Problem statement: Below are records. Copy every line with "笔记本电脑" in it.

Records supplied:

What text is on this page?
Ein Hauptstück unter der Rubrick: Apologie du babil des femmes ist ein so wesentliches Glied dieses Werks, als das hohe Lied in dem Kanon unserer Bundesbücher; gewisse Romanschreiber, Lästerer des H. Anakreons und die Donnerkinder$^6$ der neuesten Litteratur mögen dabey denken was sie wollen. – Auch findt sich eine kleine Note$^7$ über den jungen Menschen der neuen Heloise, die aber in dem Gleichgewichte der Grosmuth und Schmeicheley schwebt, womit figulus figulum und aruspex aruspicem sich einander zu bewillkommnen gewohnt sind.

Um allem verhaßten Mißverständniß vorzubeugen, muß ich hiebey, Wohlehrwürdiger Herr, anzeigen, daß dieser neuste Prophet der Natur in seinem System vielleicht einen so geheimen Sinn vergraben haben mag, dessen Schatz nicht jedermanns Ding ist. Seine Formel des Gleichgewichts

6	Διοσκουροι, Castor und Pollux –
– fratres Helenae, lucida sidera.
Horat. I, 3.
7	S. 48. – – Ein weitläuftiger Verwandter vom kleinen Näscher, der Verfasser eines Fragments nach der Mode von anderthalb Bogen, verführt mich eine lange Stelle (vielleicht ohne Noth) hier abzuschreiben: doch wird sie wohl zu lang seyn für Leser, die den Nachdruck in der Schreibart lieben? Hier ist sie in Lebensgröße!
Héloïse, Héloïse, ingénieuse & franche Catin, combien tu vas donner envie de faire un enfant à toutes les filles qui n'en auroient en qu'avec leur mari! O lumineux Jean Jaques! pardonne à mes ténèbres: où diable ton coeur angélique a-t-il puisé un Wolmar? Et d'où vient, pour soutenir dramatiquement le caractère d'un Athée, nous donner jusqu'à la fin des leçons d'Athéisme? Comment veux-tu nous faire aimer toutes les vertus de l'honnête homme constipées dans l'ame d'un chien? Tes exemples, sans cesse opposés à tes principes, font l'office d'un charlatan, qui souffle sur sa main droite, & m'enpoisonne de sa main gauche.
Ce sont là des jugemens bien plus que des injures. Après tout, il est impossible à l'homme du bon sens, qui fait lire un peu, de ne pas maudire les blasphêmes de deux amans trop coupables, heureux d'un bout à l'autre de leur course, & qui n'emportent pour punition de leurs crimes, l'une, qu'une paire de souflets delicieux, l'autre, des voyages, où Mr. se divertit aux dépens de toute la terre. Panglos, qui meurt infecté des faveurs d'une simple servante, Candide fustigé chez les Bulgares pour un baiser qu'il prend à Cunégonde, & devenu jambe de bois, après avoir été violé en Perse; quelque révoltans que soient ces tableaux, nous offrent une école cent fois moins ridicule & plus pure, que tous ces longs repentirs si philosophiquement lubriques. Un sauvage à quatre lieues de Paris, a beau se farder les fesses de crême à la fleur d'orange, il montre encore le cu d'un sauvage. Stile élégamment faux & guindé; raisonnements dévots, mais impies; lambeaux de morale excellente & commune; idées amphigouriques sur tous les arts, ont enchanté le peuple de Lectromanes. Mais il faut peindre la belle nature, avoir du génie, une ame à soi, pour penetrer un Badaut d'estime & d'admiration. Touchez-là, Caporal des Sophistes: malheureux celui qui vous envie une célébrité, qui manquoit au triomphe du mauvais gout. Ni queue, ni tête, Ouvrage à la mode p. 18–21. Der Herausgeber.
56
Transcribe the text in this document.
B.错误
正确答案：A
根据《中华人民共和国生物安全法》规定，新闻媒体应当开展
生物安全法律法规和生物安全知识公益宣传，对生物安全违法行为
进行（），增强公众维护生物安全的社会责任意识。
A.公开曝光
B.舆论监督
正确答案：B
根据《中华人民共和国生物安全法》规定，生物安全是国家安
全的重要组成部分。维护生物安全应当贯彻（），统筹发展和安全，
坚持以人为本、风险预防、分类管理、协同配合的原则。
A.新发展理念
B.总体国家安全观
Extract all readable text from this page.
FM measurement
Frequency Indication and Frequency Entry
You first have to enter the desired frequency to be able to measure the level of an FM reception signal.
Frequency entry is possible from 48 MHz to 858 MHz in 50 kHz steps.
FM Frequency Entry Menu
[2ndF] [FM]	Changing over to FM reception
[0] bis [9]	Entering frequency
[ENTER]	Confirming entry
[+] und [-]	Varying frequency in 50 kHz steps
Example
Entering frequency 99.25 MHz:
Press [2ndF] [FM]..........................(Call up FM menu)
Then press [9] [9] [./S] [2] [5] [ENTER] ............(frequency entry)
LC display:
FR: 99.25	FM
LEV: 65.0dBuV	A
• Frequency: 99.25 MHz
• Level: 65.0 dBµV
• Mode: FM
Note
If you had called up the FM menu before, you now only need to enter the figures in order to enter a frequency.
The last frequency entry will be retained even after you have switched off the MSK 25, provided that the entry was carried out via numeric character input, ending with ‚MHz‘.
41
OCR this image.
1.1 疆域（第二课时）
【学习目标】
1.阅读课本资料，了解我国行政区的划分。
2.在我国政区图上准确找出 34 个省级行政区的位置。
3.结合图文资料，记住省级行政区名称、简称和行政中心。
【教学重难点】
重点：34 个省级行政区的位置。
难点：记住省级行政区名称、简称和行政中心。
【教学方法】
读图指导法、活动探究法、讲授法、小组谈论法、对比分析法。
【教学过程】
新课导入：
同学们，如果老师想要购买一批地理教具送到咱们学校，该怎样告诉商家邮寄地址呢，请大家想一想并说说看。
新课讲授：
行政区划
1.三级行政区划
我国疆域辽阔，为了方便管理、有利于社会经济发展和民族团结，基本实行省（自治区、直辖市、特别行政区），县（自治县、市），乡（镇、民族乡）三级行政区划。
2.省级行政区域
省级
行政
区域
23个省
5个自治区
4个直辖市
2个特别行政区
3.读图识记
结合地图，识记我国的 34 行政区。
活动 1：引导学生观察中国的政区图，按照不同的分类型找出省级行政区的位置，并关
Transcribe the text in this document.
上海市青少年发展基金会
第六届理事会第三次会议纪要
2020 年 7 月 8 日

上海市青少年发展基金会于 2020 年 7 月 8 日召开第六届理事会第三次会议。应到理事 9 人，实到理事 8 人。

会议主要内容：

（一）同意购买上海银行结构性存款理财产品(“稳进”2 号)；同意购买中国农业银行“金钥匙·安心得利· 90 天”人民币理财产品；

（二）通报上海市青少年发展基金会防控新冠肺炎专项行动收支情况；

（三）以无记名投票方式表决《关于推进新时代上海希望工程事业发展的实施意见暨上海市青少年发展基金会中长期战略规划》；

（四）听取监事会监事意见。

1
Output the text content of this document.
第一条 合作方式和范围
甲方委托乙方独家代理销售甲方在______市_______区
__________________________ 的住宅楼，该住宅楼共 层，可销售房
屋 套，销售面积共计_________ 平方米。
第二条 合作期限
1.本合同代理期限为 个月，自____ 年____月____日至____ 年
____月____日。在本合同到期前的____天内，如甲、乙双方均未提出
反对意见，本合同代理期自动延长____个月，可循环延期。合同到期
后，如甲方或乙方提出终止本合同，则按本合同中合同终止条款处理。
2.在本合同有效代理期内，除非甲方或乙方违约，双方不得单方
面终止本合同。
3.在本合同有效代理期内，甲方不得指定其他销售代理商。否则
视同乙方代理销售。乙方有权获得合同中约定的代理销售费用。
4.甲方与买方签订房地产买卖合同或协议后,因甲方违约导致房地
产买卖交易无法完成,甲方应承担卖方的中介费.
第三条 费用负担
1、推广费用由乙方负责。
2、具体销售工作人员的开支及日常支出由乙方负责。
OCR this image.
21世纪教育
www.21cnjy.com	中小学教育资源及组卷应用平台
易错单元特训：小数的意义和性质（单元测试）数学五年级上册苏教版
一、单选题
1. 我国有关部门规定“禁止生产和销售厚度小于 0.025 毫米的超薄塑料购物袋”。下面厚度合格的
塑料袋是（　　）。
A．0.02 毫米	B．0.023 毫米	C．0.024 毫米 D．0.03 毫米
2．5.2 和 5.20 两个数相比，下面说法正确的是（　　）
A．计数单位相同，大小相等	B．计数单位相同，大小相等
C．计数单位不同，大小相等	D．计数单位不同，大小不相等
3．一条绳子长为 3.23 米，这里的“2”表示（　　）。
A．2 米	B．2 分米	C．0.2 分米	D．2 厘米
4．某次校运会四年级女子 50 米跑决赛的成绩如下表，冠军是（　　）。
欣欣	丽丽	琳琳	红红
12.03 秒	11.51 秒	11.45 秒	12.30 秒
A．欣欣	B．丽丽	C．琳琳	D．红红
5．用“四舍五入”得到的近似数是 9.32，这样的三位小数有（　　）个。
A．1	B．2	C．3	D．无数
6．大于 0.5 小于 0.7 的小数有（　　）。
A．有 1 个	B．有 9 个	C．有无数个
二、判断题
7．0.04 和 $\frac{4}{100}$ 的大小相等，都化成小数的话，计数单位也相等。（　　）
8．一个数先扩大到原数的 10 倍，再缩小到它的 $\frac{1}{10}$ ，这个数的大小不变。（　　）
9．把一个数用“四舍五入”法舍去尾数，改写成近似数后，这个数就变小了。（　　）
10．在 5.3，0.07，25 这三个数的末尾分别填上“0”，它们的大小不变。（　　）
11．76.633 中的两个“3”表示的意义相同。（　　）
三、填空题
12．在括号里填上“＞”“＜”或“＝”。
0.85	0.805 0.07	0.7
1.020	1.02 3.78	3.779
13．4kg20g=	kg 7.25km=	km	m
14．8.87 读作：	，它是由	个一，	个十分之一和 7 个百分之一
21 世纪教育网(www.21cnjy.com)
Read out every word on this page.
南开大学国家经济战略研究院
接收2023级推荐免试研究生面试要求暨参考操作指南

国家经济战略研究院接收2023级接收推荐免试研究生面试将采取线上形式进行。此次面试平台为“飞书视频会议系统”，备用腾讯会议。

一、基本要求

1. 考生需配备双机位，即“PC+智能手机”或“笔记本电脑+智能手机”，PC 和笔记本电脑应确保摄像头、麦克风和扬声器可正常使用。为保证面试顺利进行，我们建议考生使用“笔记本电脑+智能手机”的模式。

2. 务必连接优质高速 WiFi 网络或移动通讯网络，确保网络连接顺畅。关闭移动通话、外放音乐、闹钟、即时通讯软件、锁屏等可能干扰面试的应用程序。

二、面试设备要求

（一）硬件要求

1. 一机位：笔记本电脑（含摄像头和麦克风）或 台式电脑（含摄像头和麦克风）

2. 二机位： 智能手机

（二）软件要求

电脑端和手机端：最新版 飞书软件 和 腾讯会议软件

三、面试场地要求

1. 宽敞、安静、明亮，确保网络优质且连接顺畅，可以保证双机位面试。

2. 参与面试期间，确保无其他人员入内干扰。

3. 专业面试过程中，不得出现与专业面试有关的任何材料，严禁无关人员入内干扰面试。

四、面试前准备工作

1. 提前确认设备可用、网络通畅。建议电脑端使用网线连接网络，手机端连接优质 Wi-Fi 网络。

Task output:
1. 考生需配备双机位，即“PC+智能手机”或“笔记本电脑+智能手机”，PC 和笔记本电脑应确保摄像头、麦克风和扬声器可正常使用。为保证面试顺利进行，我们建议考生使用“笔记本电脑+智能手机”的模式。
1. 一机位：笔记本电脑（含摄像头和麦克风）或 台式电脑（含摄像头和麦克风）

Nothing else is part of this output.